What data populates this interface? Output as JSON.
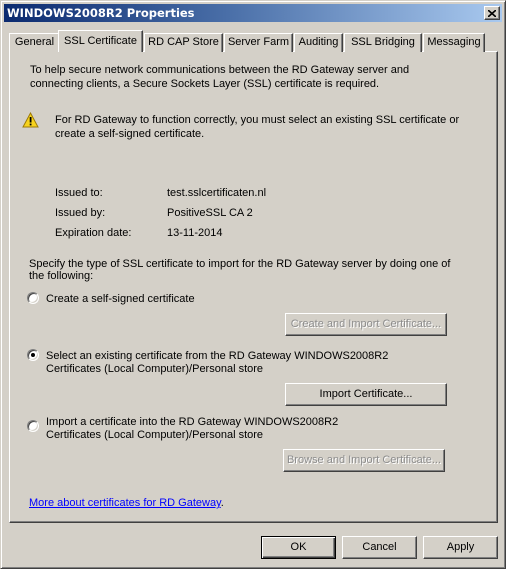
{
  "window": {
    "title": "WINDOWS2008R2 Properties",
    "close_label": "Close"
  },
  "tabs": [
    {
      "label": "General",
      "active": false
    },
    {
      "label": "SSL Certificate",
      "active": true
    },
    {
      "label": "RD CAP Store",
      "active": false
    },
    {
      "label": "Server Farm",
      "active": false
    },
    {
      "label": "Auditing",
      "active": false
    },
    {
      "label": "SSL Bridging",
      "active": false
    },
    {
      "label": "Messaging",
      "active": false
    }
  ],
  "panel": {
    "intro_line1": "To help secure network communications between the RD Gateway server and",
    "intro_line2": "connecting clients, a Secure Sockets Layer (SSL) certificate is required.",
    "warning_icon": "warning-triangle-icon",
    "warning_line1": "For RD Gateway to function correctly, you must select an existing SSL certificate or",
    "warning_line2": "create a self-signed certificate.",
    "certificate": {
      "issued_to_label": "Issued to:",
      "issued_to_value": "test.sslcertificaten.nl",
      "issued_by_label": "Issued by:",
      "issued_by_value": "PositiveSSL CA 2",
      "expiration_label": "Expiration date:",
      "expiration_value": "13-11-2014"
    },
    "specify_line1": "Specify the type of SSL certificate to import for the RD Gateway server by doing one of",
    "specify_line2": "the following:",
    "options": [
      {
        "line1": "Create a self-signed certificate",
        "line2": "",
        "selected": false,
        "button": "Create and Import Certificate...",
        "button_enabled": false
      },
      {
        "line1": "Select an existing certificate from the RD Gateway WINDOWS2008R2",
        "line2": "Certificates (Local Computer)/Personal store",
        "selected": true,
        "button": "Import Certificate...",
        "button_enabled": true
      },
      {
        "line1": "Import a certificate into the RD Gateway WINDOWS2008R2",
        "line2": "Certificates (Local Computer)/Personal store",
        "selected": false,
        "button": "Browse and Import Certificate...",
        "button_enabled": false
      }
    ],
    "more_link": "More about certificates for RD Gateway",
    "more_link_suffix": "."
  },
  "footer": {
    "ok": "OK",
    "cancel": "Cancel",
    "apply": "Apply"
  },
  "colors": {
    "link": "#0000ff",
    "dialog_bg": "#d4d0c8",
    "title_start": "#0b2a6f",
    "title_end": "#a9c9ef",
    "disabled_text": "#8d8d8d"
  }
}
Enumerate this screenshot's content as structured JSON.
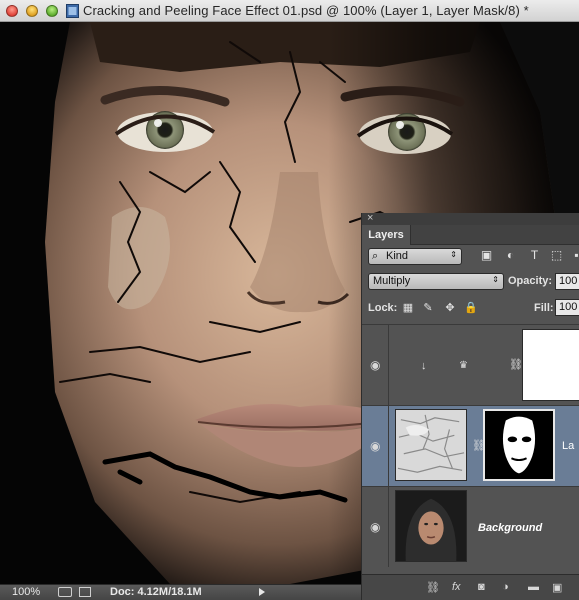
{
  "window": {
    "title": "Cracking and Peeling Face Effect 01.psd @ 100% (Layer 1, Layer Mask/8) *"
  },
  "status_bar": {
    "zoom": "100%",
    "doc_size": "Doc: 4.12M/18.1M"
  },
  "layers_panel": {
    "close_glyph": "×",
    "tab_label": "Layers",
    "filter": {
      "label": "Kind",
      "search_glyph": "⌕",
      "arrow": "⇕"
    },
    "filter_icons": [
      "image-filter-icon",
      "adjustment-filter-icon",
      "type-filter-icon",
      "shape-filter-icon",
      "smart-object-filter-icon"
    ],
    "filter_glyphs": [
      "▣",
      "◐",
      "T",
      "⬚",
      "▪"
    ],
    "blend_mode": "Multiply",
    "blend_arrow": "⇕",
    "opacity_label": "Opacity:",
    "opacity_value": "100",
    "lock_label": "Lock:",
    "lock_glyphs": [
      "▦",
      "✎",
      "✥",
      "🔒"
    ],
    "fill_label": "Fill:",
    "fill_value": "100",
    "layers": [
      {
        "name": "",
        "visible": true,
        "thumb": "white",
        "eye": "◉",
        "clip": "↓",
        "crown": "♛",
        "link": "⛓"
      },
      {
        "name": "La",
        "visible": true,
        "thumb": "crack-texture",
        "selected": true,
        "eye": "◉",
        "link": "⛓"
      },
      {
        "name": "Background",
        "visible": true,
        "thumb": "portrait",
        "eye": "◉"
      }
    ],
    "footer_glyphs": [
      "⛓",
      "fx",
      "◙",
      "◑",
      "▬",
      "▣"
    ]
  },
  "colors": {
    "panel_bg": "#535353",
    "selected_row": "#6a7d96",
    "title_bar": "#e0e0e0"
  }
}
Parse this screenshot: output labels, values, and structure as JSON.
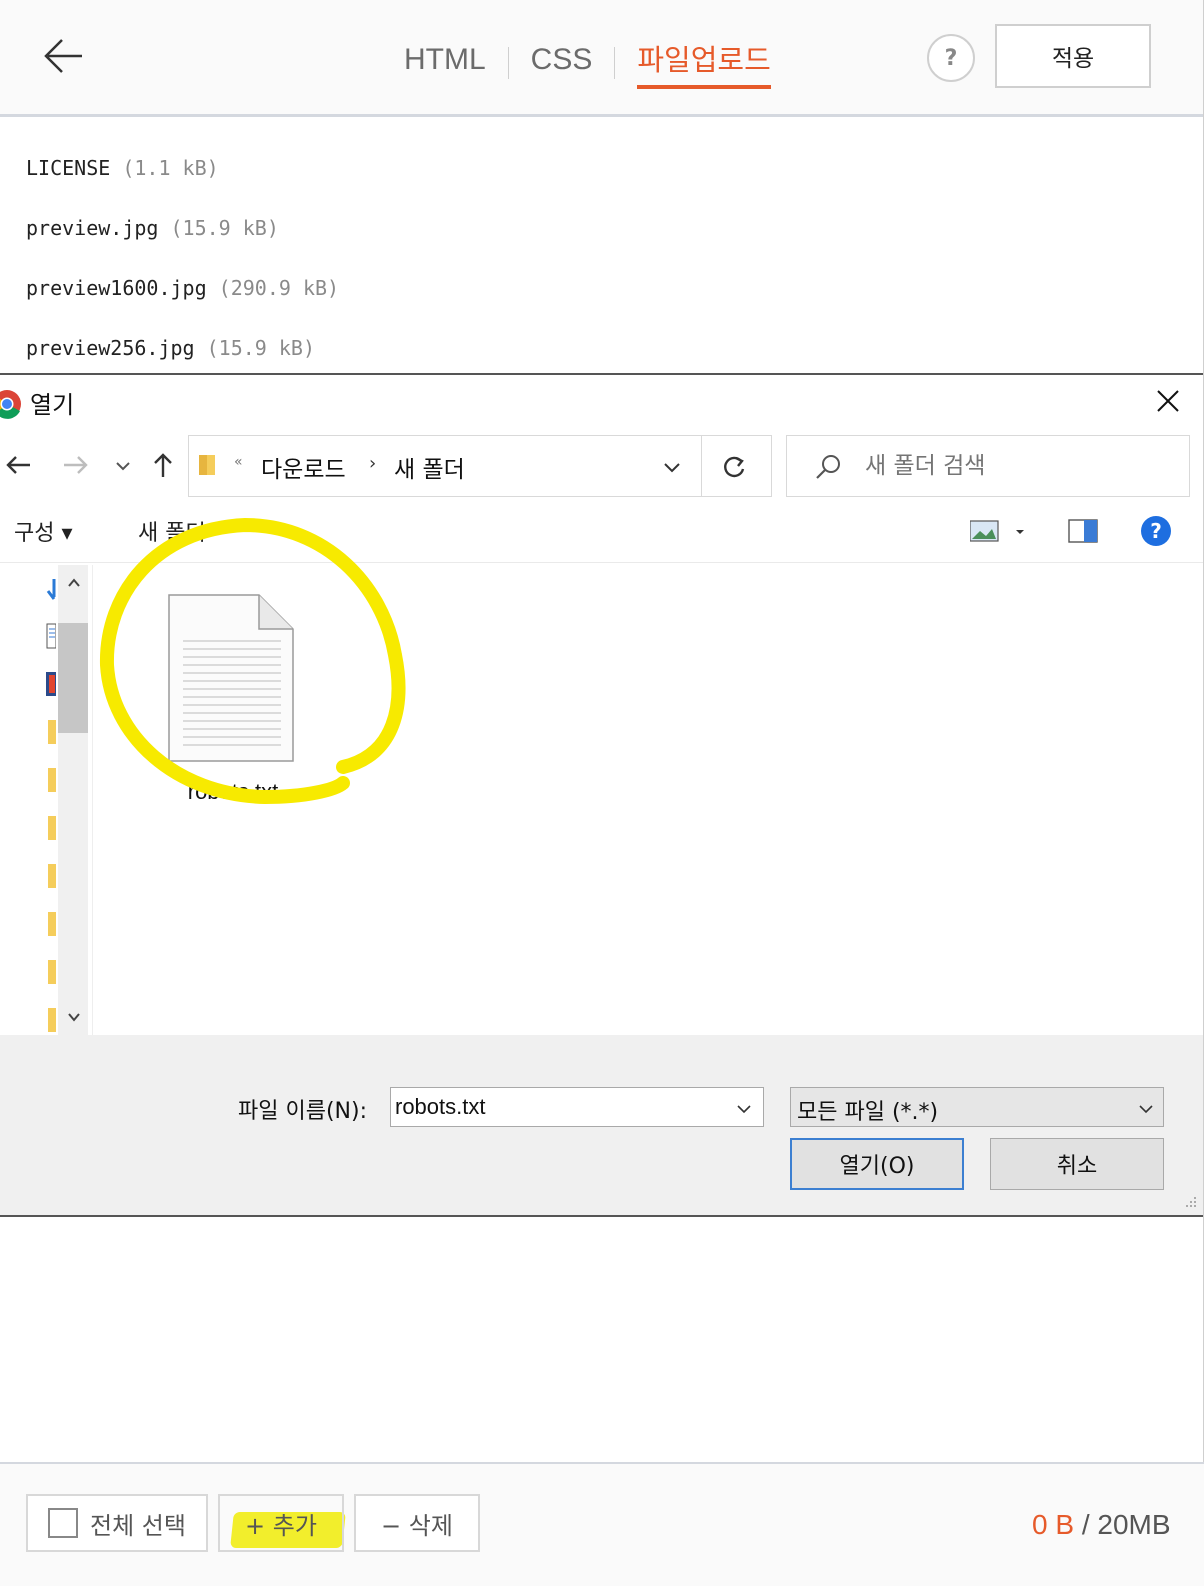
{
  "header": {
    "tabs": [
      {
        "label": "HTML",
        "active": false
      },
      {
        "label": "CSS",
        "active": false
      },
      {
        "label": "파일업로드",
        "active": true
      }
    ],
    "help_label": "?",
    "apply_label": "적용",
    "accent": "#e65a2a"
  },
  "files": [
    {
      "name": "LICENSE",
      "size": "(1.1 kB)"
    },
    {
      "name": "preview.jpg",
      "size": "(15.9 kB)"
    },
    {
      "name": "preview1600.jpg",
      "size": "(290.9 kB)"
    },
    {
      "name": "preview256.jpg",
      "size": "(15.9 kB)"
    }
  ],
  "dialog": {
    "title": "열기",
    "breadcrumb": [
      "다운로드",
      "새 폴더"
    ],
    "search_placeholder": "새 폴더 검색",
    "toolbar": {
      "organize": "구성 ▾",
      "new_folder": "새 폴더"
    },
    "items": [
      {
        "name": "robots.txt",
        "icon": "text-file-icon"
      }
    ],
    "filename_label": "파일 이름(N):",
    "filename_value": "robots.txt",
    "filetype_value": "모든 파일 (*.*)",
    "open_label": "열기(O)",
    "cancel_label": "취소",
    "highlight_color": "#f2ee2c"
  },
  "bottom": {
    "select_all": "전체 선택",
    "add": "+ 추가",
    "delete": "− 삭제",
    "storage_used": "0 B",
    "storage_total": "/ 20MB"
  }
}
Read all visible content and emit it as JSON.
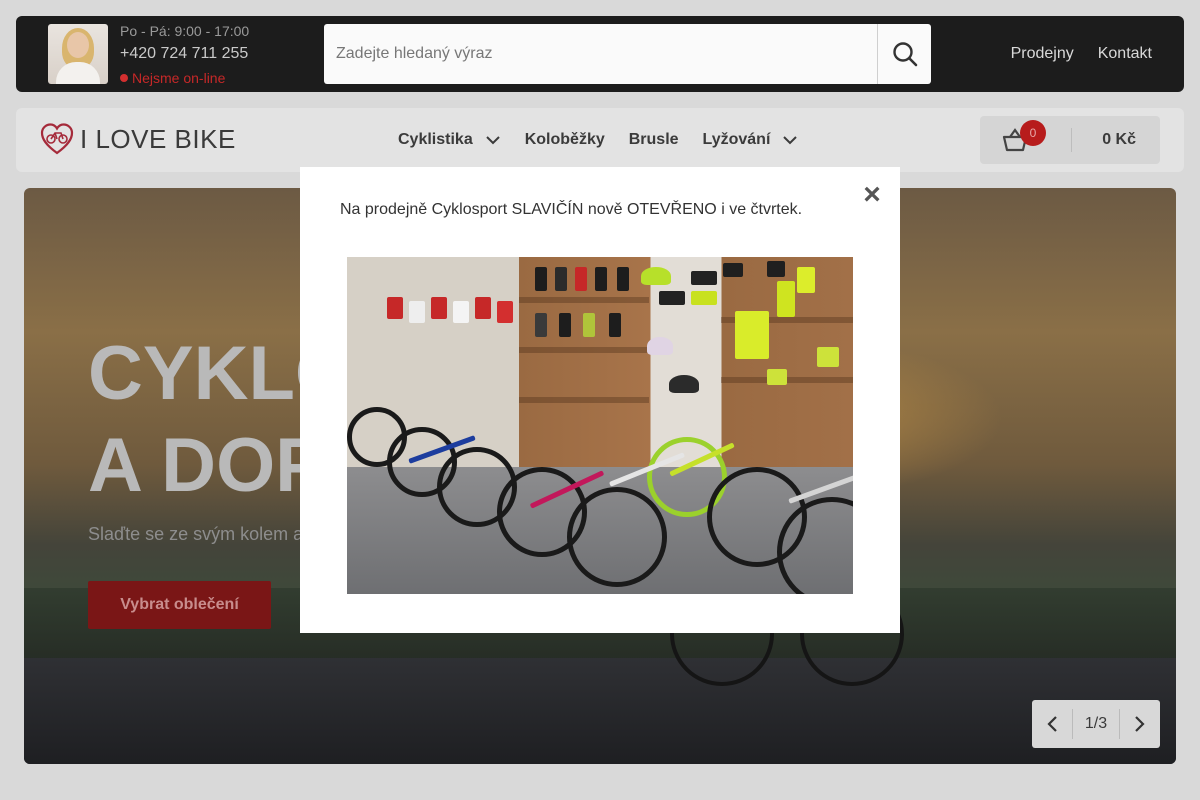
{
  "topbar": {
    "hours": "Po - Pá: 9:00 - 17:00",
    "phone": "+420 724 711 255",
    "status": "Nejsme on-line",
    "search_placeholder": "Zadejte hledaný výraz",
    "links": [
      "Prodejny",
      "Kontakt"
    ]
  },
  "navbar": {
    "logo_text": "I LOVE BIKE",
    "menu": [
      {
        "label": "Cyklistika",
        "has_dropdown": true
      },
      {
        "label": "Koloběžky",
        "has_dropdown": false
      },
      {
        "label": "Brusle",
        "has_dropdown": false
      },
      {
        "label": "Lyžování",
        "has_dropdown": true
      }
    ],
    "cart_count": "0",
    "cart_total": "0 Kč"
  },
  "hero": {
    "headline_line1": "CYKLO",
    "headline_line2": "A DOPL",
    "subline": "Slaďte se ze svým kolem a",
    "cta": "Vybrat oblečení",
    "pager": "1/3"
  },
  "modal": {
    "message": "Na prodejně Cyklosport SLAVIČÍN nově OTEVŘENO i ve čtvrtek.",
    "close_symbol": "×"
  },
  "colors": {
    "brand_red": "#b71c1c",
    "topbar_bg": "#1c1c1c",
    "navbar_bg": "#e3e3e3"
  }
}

● **Brief**:
Write the lines above out again exactly, without any of their pictures.

● **Written solution**:
What data populates this interface? Output as JSON.
{
  "window": {
    "title": "WINDOWS2008R2 Properties",
    "close_label": "Close"
  },
  "tabs": [
    {
      "label": "General",
      "active": false
    },
    {
      "label": "SSL Certificate",
      "active": true
    },
    {
      "label": "RD CAP Store",
      "active": false
    },
    {
      "label": "Server Farm",
      "active": false
    },
    {
      "label": "Auditing",
      "active": false
    },
    {
      "label": "SSL Bridging",
      "active": false
    },
    {
      "label": "Messaging",
      "active": false
    }
  ],
  "panel": {
    "intro_line1": "To help secure network communications between the RD Gateway server and",
    "intro_line2": "connecting clients, a Secure Sockets Layer (SSL) certificate is required.",
    "warning_icon": "warning-triangle-icon",
    "warning_line1": "For RD Gateway to function correctly, you must select an existing SSL certificate or",
    "warning_line2": "create a self-signed certificate.",
    "certificate": {
      "issued_to_label": "Issued to:",
      "issued_to_value": "test.sslcertificaten.nl",
      "issued_by_label": "Issued by:",
      "issued_by_value": "PositiveSSL CA 2",
      "expiration_label": "Expiration date:",
      "expiration_value": "13-11-2014"
    },
    "specify_line1": "Specify the type of SSL certificate to import for the RD Gateway server by doing one of",
    "specify_line2": "the following:",
    "options": [
      {
        "line1": "Create a self-signed certificate",
        "line2": "",
        "selected": false,
        "button": "Create and Import Certificate...",
        "button_enabled": false
      },
      {
        "line1": "Select an existing certificate from the RD Gateway WINDOWS2008R2",
        "line2": "Certificates (Local Computer)/Personal store",
        "selected": true,
        "button": "Import Certificate...",
        "button_enabled": true
      },
      {
        "line1": "Import a certificate into the RD Gateway WINDOWS2008R2",
        "line2": "Certificates (Local Computer)/Personal store",
        "selected": false,
        "button": "Browse and Import Certificate...",
        "button_enabled": false
      }
    ],
    "more_link": "More about certificates for RD Gateway",
    "more_link_suffix": "."
  },
  "footer": {
    "ok": "OK",
    "cancel": "Cancel",
    "apply": "Apply"
  },
  "colors": {
    "link": "#0000ff",
    "dialog_bg": "#d4d0c8",
    "title_start": "#0b2a6f",
    "title_end": "#a9c9ef",
    "disabled_text": "#8d8d8d"
  }
}
Enumerate this screenshot's content as structured JSON.
{
  "window": {
    "title": "Cracking and Peeling Face Effect 01.psd @ 100% (Layer 1, Layer Mask/8) *"
  },
  "status_bar": {
    "zoom": "100%",
    "doc_size": "Doc: 4.12M/18.1M"
  },
  "layers_panel": {
    "close_glyph": "×",
    "tab_label": "Layers",
    "filter": {
      "label": "Kind",
      "search_glyph": "⌕",
      "arrow": "⇕"
    },
    "filter_icons": [
      "image-filter-icon",
      "adjustment-filter-icon",
      "type-filter-icon",
      "shape-filter-icon",
      "smart-object-filter-icon"
    ],
    "filter_glyphs": [
      "▣",
      "◐",
      "T",
      "⬚",
      "▪"
    ],
    "blend_mode": "Multiply",
    "blend_arrow": "⇕",
    "opacity_label": "Opacity:",
    "opacity_value": "100",
    "lock_label": "Lock:",
    "lock_glyphs": [
      "▦",
      "✎",
      "✥",
      "🔒"
    ],
    "fill_label": "Fill:",
    "fill_value": "100",
    "layers": [
      {
        "name": "",
        "visible": true,
        "thumb": "white",
        "eye": "◉",
        "clip": "↓",
        "crown": "♛",
        "link": "⛓"
      },
      {
        "name": "La",
        "visible": true,
        "thumb": "crack-texture",
        "selected": true,
        "eye": "◉",
        "link": "⛓"
      },
      {
        "name": "Background",
        "visible": true,
        "thumb": "portrait",
        "eye": "◉"
      }
    ],
    "footer_glyphs": [
      "⛓",
      "fx",
      "◙",
      "◑",
      "▬",
      "▣"
    ]
  },
  "colors": {
    "panel_bg": "#535353",
    "selected_row": "#6a7d96",
    "title_bar": "#e0e0e0"
  }
}
Parse this screenshot: output labels, values, and structure as JSON.
{
  "header": {
    "tabs": [
      {
        "label": "HTML",
        "active": false
      },
      {
        "label": "CSS",
        "active": false
      },
      {
        "label": "파일업로드",
        "active": true
      }
    ],
    "help_label": "?",
    "apply_label": "적용",
    "accent": "#e65a2a"
  },
  "files": [
    {
      "name": "LICENSE",
      "size": "(1.1 kB)"
    },
    {
      "name": "preview.jpg",
      "size": "(15.9 kB)"
    },
    {
      "name": "preview1600.jpg",
      "size": "(290.9 kB)"
    },
    {
      "name": "preview256.jpg",
      "size": "(15.9 kB)"
    }
  ],
  "dialog": {
    "title": "열기",
    "breadcrumb": [
      "다운로드",
      "새 폴더"
    ],
    "search_placeholder": "새 폴더 검색",
    "toolbar": {
      "organize": "구성 ▾",
      "new_folder": "새 폴더"
    },
    "items": [
      {
        "name": "robots.txt",
        "icon": "text-file-icon"
      }
    ],
    "filename_label": "파일 이름(N):",
    "filename_value": "robots.txt",
    "filetype_value": "모든 파일 (*.*)",
    "open_label": "열기(O)",
    "cancel_label": "취소",
    "highlight_color": "#f2ee2c"
  },
  "bottom": {
    "select_all": "전체 선택",
    "add": "+ 추가",
    "delete": "− 삭제",
    "storage_used": "0 B",
    "storage_total": "/ 20MB"
  }
}
Read all visible content and emit it as JSON.
{
  "topbar": {
    "hours": "Po - Pá: 9:00 - 17:00",
    "phone": "+420 724 711 255",
    "status": "Nejsme on-line",
    "search_placeholder": "Zadejte hledaný výraz",
    "links": [
      "Prodejny",
      "Kontakt"
    ]
  },
  "navbar": {
    "logo_text": "I LOVE BIKE",
    "menu": [
      {
        "label": "Cyklistika",
        "has_dropdown": true
      },
      {
        "label": "Koloběžky",
        "has_dropdown": false
      },
      {
        "label": "Brusle",
        "has_dropdown": false
      },
      {
        "label": "Lyžování",
        "has_dropdown": true
      }
    ],
    "cart_count": "0",
    "cart_total": "0 Kč"
  },
  "hero": {
    "headline_line1": "CYKLO",
    "headline_line2": "A DOPL",
    "subline": "Slaďte se ze svým kolem a",
    "cta": "Vybrat oblečení",
    "pager": "1/3"
  },
  "modal": {
    "message": "Na prodejně Cyklosport SLAVIČÍN nově OTEVŘENO i ve čtvrtek.",
    "close_symbol": "×"
  },
  "colors": {
    "brand_red": "#b71c1c",
    "topbar_bg": "#1c1c1c",
    "navbar_bg": "#e3e3e3"
  }
}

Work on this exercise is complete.